Provided records ::
□ □ □ □

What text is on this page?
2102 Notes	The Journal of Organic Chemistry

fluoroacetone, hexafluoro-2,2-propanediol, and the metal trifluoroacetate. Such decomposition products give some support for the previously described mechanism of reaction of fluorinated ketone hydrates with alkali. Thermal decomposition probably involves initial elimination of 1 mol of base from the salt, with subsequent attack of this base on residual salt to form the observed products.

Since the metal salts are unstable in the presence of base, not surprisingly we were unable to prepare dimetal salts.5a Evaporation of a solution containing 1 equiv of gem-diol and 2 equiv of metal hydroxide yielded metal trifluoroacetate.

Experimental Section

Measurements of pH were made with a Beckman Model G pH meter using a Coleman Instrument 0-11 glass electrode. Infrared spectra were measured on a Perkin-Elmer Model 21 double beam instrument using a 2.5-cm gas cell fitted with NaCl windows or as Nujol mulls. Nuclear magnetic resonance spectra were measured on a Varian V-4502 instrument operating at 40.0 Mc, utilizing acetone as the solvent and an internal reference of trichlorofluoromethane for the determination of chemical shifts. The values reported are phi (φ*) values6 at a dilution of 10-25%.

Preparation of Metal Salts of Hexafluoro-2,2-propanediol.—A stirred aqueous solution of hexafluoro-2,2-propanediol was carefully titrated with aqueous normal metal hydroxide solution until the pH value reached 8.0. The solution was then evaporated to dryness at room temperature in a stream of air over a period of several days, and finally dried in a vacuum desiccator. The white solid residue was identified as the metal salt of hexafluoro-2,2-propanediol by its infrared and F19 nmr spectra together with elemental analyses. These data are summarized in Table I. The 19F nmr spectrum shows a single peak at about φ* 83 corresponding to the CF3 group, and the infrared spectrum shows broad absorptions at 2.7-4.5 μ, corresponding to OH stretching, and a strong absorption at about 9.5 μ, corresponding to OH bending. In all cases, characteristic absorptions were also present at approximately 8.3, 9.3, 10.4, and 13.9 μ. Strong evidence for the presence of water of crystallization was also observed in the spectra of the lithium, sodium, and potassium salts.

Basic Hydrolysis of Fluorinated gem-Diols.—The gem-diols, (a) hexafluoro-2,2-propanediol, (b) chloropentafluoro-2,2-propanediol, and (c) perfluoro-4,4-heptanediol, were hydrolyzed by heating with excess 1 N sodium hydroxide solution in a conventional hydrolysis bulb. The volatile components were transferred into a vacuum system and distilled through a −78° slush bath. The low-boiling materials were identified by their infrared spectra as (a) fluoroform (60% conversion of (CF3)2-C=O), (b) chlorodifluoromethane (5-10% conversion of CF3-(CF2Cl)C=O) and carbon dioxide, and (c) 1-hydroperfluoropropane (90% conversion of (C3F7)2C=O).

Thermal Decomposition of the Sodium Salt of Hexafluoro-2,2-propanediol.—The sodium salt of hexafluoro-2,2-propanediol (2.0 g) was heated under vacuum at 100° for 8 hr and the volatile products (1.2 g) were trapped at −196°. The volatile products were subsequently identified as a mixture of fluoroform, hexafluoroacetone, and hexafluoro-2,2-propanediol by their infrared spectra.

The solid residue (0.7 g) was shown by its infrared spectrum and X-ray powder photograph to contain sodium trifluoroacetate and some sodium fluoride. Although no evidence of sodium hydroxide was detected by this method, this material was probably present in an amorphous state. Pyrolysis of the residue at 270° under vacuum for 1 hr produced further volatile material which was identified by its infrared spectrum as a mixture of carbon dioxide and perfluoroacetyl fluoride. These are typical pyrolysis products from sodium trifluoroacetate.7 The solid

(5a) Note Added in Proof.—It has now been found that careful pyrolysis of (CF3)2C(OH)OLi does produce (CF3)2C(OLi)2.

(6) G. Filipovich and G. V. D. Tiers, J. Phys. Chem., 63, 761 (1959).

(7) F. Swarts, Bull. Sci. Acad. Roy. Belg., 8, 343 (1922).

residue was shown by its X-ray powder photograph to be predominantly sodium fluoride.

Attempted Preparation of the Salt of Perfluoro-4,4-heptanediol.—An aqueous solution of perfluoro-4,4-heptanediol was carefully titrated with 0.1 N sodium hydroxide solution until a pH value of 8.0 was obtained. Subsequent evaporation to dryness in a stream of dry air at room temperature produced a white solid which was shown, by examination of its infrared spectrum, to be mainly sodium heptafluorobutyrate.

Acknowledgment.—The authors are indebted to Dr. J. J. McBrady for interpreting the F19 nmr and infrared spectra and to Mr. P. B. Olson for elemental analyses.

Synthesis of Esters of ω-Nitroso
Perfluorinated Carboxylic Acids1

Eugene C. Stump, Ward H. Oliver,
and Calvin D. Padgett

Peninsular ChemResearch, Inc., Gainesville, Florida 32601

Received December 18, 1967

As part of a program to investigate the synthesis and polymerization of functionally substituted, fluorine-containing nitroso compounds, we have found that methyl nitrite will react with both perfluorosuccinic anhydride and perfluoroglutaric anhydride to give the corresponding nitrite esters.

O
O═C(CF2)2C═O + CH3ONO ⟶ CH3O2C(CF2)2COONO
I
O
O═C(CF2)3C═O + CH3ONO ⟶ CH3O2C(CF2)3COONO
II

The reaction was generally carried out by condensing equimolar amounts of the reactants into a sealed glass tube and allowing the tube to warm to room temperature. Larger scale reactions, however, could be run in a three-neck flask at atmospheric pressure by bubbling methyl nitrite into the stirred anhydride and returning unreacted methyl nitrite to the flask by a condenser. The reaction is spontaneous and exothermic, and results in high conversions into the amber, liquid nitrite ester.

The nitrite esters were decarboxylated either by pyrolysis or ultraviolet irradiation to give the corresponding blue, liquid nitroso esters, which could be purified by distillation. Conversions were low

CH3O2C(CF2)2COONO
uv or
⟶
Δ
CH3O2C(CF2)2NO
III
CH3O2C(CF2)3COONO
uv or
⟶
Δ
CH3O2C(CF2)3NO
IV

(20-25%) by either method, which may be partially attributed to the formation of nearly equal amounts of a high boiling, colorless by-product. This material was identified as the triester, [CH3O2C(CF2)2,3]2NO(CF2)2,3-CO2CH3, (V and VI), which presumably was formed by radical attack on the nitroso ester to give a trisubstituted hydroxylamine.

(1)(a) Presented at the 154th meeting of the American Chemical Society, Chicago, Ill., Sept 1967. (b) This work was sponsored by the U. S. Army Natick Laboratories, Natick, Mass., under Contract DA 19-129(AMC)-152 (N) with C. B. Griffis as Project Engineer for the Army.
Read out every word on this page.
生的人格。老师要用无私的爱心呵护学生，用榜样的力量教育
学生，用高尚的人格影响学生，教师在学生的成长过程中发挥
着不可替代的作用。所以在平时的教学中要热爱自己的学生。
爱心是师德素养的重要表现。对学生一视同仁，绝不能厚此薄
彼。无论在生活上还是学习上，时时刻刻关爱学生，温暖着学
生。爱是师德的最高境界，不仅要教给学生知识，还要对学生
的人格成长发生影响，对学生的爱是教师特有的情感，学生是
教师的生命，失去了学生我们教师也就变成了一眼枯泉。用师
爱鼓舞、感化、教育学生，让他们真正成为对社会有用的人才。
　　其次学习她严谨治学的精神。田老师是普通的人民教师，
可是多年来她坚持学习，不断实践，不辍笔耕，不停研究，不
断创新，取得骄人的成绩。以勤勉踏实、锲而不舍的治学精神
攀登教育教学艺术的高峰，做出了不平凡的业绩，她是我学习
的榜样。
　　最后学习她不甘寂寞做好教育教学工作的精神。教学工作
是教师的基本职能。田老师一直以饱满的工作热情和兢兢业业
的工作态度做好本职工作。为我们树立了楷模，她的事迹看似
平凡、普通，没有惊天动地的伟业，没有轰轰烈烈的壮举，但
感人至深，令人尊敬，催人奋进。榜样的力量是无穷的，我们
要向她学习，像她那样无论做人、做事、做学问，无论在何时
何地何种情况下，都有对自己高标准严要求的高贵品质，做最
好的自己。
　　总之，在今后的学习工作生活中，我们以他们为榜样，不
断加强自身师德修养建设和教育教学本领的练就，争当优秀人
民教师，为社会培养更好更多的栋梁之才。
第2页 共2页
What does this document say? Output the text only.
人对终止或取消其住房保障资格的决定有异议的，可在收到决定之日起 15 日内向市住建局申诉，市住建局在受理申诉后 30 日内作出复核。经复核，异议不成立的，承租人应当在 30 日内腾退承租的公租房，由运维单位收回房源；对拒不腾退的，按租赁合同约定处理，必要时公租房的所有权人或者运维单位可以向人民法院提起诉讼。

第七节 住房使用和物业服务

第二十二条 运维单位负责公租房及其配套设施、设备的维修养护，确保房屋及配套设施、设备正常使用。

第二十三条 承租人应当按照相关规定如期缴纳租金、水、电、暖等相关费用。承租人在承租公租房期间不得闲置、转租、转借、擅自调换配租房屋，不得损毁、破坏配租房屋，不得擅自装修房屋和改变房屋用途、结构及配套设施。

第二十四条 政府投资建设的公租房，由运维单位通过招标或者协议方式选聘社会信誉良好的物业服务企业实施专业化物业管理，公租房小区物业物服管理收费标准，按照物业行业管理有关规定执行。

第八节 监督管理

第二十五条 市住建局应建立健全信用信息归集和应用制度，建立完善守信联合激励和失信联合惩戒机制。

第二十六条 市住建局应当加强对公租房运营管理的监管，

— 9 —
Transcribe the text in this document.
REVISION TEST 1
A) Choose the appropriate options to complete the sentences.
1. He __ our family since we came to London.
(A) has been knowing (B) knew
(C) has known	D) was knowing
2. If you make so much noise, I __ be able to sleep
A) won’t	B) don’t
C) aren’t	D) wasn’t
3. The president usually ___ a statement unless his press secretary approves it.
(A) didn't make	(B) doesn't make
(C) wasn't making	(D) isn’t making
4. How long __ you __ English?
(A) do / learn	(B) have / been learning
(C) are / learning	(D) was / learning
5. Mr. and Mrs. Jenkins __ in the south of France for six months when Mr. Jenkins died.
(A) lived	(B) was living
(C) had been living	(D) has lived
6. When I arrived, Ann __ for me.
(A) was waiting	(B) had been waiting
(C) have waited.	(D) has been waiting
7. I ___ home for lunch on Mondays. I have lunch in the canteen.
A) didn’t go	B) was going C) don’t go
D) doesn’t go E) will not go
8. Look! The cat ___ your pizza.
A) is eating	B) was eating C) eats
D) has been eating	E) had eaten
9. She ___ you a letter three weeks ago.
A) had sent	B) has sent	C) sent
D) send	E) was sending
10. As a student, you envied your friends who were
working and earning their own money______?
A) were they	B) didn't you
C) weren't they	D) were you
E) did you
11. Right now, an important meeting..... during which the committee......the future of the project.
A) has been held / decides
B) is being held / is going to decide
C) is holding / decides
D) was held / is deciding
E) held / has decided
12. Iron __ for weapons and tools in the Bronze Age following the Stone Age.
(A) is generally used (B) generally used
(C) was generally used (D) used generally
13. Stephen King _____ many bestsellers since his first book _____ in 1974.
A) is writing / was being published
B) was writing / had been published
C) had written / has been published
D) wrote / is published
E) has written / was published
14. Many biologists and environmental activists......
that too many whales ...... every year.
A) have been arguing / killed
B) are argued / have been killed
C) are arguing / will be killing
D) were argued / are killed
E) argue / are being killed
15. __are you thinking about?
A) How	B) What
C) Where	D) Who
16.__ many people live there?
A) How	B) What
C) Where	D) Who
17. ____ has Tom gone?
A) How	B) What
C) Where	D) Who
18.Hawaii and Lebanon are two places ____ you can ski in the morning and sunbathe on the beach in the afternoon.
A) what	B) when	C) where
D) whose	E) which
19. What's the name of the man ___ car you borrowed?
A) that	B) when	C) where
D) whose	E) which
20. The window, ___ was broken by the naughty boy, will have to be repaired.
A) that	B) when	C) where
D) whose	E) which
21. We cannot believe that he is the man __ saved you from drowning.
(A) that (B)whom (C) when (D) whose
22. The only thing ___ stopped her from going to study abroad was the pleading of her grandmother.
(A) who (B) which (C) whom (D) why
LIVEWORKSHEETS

□ □ □ □

Aim of the task :: Count every line in the preceding entries where the string "held" appears, then state only the total.

Complete answer :: 4